**Task item**
I need the entries printed again word for word, without the images.

**** Available records

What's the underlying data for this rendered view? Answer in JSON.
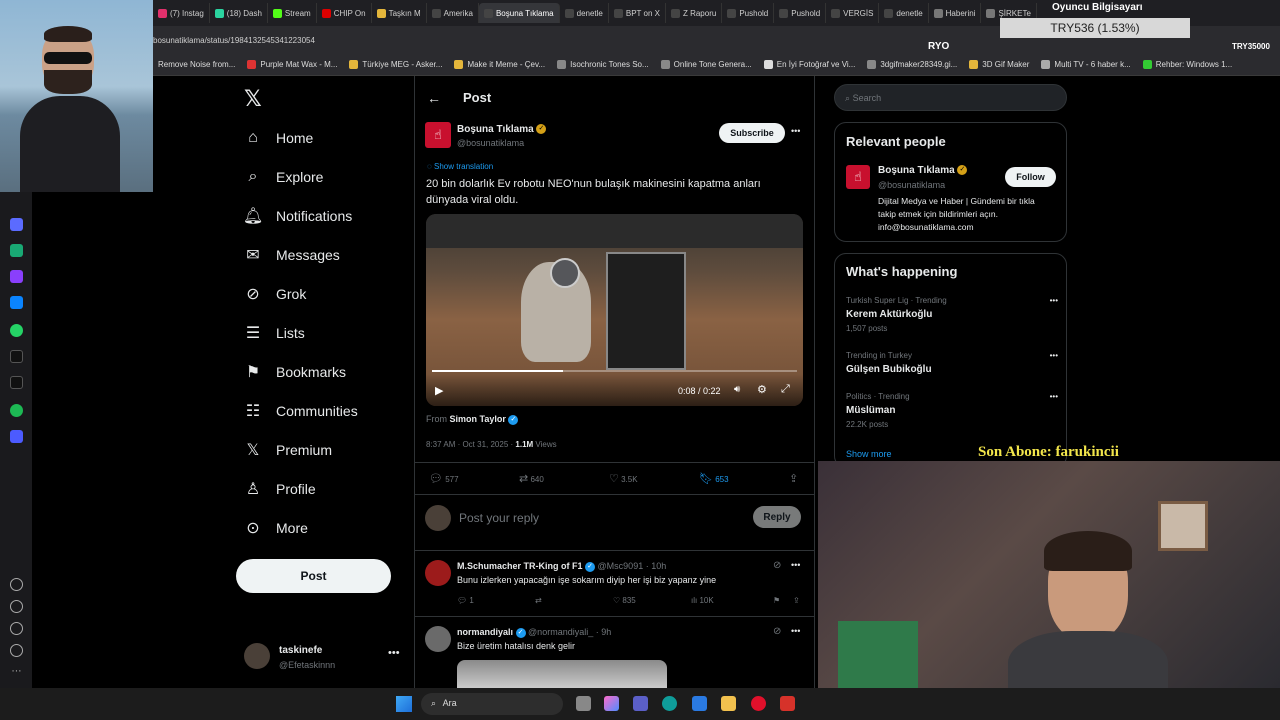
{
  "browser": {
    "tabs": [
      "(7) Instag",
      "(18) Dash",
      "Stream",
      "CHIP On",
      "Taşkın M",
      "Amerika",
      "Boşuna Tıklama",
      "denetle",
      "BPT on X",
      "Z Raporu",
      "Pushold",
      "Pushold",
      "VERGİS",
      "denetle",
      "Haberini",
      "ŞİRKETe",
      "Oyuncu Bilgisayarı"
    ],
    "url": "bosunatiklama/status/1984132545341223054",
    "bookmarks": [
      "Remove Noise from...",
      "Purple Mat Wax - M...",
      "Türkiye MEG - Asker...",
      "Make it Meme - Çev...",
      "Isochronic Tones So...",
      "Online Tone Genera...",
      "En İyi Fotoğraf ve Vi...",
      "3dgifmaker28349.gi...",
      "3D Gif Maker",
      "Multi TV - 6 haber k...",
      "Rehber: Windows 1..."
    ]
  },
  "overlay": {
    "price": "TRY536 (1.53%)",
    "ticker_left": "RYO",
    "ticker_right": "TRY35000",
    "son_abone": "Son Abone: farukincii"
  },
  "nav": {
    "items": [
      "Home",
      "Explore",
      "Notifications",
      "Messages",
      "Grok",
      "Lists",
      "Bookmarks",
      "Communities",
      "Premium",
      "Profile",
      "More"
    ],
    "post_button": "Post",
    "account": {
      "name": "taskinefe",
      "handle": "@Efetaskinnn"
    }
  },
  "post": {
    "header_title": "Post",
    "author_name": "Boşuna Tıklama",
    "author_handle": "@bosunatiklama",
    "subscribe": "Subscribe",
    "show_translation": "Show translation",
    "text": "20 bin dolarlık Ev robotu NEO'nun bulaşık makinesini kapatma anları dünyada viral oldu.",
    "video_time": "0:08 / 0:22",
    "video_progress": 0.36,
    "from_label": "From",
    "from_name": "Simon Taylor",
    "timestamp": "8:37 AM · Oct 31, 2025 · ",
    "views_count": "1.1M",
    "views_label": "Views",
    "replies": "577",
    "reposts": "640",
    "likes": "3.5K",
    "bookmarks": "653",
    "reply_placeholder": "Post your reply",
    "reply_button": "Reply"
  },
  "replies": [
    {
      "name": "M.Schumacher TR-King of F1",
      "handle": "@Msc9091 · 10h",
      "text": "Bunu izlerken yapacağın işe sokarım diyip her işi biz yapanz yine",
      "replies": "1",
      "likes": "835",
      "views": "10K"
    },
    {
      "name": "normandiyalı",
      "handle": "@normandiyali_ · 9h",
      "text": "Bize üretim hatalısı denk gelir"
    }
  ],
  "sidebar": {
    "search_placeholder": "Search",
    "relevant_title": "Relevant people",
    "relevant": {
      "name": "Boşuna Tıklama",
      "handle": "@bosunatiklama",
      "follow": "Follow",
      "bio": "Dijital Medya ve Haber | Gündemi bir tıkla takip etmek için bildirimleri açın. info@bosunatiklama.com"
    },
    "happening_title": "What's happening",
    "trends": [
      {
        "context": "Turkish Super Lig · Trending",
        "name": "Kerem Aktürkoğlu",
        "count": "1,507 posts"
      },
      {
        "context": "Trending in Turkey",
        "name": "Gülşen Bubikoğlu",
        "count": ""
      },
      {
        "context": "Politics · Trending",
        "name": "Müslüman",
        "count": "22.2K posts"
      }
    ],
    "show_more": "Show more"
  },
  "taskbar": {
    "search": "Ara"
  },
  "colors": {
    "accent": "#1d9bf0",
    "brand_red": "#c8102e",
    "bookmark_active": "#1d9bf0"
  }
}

********

**Your solution**
What's the underlying data for this rendered view? Answer in JSON.
{
  "browser": {
    "tabs": [
      "(7) Instag",
      "(18) Dash",
      "Stream",
      "CHIP On",
      "Taşkın M",
      "Amerika",
      "Boşuna Tıklama",
      "denetle",
      "BPT on X",
      "Z Raporu",
      "Pushold",
      "Pushold",
      "VERGİS",
      "denetle",
      "Haberini",
      "ŞİRKETe",
      "Oyuncu Bilgisayarı"
    ],
    "url": "bosunatiklama/status/1984132545341223054",
    "bookmarks": [
      "Remove Noise from...",
      "Purple Mat Wax - M...",
      "Türkiye MEG - Asker...",
      "Make it Meme - Çev...",
      "Isochronic Tones So...",
      "Online Tone Genera...",
      "En İyi Fotoğraf ve Vi...",
      "3dgifmaker28349.gi...",
      "3D Gif Maker",
      "Multi TV - 6 haber k...",
      "Rehber: Windows 1..."
    ]
  },
  "overlay": {
    "price": "TRY536 (1.53%)",
    "ticker_left": "RYO",
    "ticker_right": "TRY35000",
    "son_abone": "Son Abone: farukincii"
  },
  "nav": {
    "items": [
      "Home",
      "Explore",
      "Notifications",
      "Messages",
      "Grok",
      "Lists",
      "Bookmarks",
      "Communities",
      "Premium",
      "Profile",
      "More"
    ],
    "post_button": "Post",
    "account": {
      "name": "taskinefe",
      "handle": "@Efetaskinnn"
    }
  },
  "post": {
    "header_title": "Post",
    "author_name": "Boşuna Tıklama",
    "author_handle": "@bosunatiklama",
    "subscribe": "Subscribe",
    "show_translation": "Show translation",
    "text": "20 bin dolarlık Ev robotu NEO'nun bulaşık makinesini kapatma anları dünyada viral oldu.",
    "video_time": "0:08 / 0:22",
    "video_progress": 0.36,
    "from_label": "From",
    "from_name": "Simon Taylor",
    "timestamp": "8:37 AM · Oct 31, 2025 · ",
    "views_count": "1.1M",
    "views_label": "Views",
    "replies": "577",
    "reposts": "640",
    "likes": "3.5K",
    "bookmarks": "653",
    "reply_placeholder": "Post your reply",
    "reply_button": "Reply"
  },
  "replies": [
    {
      "name": "M.Schumacher TR-King of F1",
      "handle": "@Msc9091 · 10h",
      "text": "Bunu izlerken yapacağın işe sokarım diyip her işi biz yapanz yine",
      "replies": "1",
      "likes": "835",
      "views": "10K"
    },
    {
      "name": "normandiyalı",
      "handle": "@normandiyali_ · 9h",
      "text": "Bize üretim hatalısı denk gelir"
    }
  ],
  "sidebar": {
    "search_placeholder": "Search",
    "relevant_title": "Relevant people",
    "relevant": {
      "name": "Boşuna Tıklama",
      "handle": "@bosunatiklama",
      "follow": "Follow",
      "bio": "Dijital Medya ve Haber | Gündemi bir tıkla takip etmek için bildirimleri açın. info@bosunatiklama.com"
    },
    "happening_title": "What's happening",
    "trends": [
      {
        "context": "Turkish Super Lig · Trending",
        "name": "Kerem Aktürkoğlu",
        "count": "1,507 posts"
      },
      {
        "context": "Trending in Turkey",
        "name": "Gülşen Bubikoğlu",
        "count": ""
      },
      {
        "context": "Politics · Trending",
        "name": "Müslüman",
        "count": "22.2K posts"
      }
    ],
    "show_more": "Show more"
  },
  "taskbar": {
    "search": "Ara"
  },
  "colors": {
    "accent": "#1d9bf0",
    "brand_red": "#c8102e",
    "bookmark_active": "#1d9bf0"
  }
}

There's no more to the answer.